EXERCISE GOAL → Search the listing for the string "eróticas" and copy every line that contains it.

Items from a data source →

----

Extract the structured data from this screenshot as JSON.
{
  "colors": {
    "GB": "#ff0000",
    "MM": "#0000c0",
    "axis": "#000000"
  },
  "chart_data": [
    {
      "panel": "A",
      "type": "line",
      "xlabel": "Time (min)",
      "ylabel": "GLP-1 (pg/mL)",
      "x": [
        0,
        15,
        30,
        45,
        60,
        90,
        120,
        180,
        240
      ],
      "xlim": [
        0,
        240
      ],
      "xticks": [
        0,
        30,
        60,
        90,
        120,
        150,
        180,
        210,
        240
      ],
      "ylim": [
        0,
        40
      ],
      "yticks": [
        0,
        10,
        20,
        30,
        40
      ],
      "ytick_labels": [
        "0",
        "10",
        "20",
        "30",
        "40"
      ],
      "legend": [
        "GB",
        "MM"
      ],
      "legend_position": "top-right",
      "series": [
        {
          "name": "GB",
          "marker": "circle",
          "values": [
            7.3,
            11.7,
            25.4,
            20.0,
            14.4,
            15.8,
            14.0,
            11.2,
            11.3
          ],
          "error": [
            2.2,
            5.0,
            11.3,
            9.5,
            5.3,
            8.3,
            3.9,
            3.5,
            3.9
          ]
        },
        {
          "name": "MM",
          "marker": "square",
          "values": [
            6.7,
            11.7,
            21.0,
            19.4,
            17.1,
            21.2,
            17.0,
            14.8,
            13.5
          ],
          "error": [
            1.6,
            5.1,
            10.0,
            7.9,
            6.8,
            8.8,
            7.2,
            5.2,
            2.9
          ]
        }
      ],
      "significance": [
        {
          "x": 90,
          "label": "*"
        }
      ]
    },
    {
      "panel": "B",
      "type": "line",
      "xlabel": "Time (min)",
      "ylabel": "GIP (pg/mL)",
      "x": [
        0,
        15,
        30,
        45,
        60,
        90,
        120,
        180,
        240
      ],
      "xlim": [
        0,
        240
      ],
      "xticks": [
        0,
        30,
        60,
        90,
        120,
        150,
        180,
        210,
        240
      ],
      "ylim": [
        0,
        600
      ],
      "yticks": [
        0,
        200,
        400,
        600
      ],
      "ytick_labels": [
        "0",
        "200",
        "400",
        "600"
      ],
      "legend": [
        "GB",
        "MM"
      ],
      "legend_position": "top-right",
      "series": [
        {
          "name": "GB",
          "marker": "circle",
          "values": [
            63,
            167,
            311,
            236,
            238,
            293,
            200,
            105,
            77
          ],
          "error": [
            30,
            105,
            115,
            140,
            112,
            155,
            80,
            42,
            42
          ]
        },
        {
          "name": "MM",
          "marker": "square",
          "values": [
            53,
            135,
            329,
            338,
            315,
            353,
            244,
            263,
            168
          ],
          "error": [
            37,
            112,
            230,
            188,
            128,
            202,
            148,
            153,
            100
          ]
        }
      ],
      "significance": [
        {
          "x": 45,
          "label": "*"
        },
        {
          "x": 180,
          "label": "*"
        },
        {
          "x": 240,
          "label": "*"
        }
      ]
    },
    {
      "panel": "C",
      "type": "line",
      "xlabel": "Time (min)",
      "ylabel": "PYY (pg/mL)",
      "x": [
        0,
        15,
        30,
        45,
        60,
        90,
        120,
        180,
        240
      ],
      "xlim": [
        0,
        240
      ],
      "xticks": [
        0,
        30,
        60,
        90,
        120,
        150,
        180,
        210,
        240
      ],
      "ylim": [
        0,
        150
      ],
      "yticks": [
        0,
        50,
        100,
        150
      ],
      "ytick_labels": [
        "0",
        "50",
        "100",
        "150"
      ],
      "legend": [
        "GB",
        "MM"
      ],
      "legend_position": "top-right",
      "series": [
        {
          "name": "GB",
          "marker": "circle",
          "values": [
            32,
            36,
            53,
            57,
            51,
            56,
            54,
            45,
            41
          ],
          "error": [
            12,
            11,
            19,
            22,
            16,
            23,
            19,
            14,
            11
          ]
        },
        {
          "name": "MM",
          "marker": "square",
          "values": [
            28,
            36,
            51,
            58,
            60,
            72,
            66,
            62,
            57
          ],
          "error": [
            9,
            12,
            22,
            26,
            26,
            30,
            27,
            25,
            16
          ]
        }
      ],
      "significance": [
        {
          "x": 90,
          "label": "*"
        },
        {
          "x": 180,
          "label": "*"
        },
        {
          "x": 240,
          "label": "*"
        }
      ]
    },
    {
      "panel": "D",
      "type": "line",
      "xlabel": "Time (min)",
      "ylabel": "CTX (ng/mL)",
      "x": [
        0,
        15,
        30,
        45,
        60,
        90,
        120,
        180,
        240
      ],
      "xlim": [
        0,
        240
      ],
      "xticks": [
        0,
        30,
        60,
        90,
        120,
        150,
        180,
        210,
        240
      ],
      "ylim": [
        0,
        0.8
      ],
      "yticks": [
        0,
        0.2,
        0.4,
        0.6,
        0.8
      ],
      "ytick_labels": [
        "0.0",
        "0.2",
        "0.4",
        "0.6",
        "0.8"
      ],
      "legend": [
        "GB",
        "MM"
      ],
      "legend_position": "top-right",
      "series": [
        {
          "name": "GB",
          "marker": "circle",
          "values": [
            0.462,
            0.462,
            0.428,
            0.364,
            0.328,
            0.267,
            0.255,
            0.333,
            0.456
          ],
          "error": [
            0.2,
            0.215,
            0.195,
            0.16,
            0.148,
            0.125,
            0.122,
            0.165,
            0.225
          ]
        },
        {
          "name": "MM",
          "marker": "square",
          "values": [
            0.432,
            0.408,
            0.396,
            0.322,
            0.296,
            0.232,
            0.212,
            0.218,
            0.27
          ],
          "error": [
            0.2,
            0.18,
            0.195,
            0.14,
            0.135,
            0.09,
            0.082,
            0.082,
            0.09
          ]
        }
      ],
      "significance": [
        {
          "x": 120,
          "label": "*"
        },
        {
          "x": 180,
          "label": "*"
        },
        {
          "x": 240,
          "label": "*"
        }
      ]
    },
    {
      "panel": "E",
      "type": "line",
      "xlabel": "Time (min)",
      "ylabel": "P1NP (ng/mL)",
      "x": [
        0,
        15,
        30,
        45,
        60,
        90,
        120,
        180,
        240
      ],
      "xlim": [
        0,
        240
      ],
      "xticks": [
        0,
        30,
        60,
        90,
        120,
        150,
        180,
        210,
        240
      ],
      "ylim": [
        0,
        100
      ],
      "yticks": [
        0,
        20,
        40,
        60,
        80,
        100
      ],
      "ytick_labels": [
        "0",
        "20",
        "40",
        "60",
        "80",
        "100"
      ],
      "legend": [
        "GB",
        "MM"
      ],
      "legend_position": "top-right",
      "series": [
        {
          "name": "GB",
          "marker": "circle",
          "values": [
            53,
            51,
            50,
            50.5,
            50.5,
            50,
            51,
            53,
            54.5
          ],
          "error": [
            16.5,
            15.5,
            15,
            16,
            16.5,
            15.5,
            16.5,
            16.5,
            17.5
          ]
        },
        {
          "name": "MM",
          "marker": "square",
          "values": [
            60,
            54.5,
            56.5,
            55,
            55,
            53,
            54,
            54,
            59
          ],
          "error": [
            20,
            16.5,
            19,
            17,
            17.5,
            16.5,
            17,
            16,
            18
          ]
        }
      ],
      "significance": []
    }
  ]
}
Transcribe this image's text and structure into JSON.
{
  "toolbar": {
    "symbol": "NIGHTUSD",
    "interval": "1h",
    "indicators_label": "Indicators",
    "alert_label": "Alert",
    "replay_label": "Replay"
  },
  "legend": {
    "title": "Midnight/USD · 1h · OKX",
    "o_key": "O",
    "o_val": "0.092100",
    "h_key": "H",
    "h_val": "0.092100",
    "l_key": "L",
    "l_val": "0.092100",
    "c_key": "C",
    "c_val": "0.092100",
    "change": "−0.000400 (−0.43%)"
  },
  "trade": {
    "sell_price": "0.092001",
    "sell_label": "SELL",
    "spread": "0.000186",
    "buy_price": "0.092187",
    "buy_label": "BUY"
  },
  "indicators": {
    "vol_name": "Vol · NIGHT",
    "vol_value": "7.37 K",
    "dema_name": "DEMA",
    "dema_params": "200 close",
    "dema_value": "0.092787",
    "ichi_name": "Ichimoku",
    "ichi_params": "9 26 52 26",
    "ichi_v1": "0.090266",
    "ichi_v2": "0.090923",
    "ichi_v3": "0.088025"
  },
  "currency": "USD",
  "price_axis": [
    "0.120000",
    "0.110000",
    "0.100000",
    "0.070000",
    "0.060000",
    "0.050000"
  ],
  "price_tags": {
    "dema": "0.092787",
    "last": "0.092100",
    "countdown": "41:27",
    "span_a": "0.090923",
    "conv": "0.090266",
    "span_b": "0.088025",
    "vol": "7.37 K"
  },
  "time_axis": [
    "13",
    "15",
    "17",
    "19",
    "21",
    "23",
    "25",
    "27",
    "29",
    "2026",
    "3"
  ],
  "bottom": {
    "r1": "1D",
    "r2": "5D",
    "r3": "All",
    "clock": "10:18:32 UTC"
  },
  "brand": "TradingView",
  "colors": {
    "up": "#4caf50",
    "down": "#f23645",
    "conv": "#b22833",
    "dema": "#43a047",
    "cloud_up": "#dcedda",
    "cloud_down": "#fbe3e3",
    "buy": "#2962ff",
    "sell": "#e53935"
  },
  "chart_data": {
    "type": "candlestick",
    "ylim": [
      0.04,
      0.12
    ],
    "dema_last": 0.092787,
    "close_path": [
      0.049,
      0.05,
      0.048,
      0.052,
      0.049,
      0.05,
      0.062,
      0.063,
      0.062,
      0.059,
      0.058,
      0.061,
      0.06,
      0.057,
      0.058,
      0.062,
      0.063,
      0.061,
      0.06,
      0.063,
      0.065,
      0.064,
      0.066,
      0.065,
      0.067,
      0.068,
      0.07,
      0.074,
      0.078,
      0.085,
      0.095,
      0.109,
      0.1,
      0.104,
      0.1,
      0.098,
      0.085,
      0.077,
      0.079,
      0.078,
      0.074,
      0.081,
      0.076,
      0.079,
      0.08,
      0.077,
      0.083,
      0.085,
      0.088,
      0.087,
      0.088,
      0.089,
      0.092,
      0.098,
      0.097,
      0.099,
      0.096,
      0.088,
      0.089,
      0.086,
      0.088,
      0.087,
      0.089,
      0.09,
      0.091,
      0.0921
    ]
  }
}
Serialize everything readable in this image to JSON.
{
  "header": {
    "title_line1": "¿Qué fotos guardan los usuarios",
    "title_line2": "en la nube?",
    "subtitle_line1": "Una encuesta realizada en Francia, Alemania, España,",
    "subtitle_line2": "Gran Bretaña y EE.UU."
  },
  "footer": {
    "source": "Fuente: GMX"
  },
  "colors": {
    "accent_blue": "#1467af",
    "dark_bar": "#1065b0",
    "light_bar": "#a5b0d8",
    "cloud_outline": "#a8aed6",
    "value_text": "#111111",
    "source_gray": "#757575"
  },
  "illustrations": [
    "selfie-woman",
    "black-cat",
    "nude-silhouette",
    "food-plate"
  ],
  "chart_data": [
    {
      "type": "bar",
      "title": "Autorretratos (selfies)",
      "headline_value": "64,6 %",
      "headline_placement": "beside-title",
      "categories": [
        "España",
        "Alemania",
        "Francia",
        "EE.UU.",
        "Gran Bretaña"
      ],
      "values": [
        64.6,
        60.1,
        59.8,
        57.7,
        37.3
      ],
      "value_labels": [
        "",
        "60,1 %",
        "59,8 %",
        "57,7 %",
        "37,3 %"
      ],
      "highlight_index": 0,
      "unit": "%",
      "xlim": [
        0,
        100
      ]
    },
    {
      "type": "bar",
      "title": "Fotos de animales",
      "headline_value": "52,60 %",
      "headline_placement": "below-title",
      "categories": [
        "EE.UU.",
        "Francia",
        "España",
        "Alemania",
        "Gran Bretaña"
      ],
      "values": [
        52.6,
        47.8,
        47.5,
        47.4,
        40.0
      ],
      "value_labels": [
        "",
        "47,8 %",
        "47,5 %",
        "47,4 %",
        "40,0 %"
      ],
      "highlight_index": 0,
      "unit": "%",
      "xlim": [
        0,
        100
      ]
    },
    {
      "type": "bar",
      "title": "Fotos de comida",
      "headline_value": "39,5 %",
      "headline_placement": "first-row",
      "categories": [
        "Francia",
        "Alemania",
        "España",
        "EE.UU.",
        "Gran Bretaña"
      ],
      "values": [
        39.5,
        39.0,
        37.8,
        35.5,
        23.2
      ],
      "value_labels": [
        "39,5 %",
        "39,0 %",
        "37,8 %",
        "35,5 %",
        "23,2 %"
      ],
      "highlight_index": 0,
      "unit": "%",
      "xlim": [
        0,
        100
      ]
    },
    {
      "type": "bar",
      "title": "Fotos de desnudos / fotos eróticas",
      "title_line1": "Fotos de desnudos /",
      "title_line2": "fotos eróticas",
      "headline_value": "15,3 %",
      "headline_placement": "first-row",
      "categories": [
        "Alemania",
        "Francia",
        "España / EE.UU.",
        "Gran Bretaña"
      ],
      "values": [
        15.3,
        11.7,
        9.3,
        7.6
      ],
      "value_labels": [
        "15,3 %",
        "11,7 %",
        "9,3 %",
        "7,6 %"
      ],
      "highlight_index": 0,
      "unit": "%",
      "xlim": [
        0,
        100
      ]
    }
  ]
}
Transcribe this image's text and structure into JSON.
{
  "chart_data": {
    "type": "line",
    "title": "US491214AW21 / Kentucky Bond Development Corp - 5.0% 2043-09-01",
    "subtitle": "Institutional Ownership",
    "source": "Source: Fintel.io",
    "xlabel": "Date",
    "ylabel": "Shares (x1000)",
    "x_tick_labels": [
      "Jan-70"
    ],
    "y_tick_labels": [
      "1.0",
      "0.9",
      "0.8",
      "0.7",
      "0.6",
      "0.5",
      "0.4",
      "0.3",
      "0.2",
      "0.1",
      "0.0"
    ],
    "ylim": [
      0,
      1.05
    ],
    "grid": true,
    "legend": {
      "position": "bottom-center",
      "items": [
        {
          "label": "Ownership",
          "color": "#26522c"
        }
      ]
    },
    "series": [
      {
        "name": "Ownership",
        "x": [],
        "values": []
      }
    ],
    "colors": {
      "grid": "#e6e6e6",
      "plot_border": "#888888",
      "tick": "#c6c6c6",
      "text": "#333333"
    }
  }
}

----

EXERCISE OUTPUT →
      "title": "Fotos de desnudos / fotos eróticas",
      "title_line2": "fotos eróticas",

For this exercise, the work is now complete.